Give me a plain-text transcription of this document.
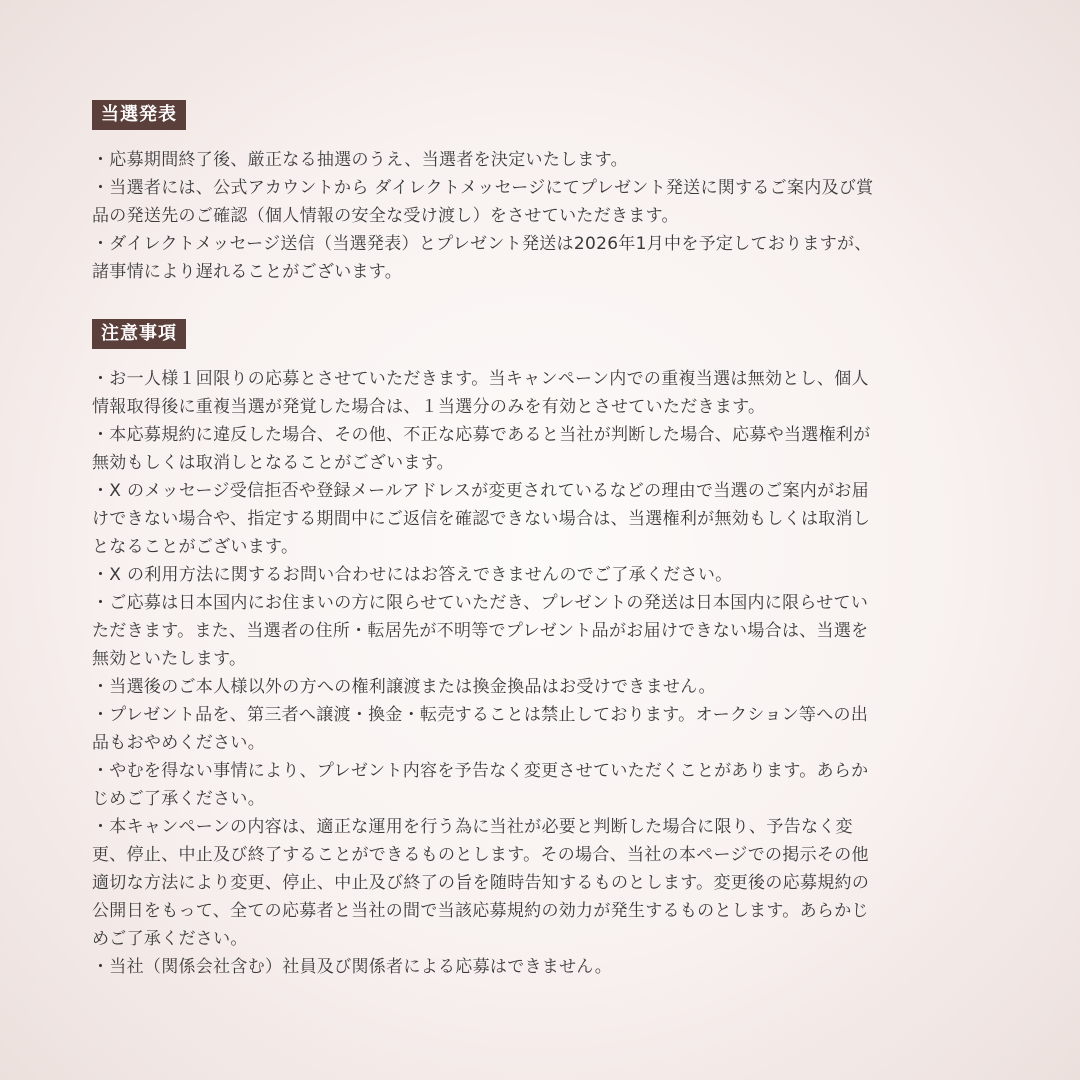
当選発表
・応募期間終了後、厳正なる抽選のうえ、当選者を決定いたします。
・当選者には、公式アカウントから ダイレクトメッセージにてプレゼント発送に関するご案内及び賞
品の発送先のご確認（個人情報の安全な受け渡し）をさせていただきます。
・ダイレクトメッセージ送信（当選発表）とプレゼント発送は2026年1月中を予定しておりますが、
諸事情により遅れることがございます。
注意事項
・お一人様１回限りの応募とさせていただきます。当キャンペーン内での重複当選は無効とし、個人
情報取得後に重複当選が発覚した場合は、１当選分のみを有効とさせていただきます。
・本応募規約に違反した場合、その他、不正な応募であると当社が判断した場合、応募や当選権利が
無効もしくは取消しとなることがございます。
・X のメッセージ受信拒否や登録メールアドレスが変更されているなどの理由で当選のご案内がお届
けできない場合や、指定する期間中にご返信を確認できない場合は、当選権利が無効もしくは取消し
となることがございます。
・X の利用方法に関するお問い合わせにはお答えできませんのでご了承ください。
・ご応募は日本国内にお住まいの方に限らせていただき、プレゼントの発送は日本国内に限らせてい
ただきます。また、当選者の住所・転居先が不明等でプレゼント品がお届けできない場合は、当選を
無効といたします。
・当選後のご本人様以外の方への権利譲渡または換金換品はお受けできません。
・プレゼント品を、第三者へ譲渡・換金・転売することは禁止しております。オークション等への出
品もおやめください。
・やむを得ない事情により、プレゼント内容を予告なく変更させていただくことがあります。あらか
じめご了承ください。
・本キャンペーンの内容は、適正な運用を行う為に当社が必要と判断した場合に限り、予告なく変
更、停止、中止及び終了することができるものとします。その場合、当社の本ページでの掲示その他
適切な方法により変更、停止、中止及び終了の旨を随時告知するものとします。変更後の応募規約の
公開日をもって、全ての応募者と当社の間で当該応募規約の効力が発生するものとします。あらかじ
めご了承ください。
・当社（関係会社含む）社員及び関係者による応募はできません。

■ ■ ■ ■

» Required work: Check each line of the records above for "当選発表", and copy those that have it.

» Solution:
当選発表
・ダイレクトメッセージ送信（当選発表）とプレゼント発送は2026年1月中を予定しておりますが、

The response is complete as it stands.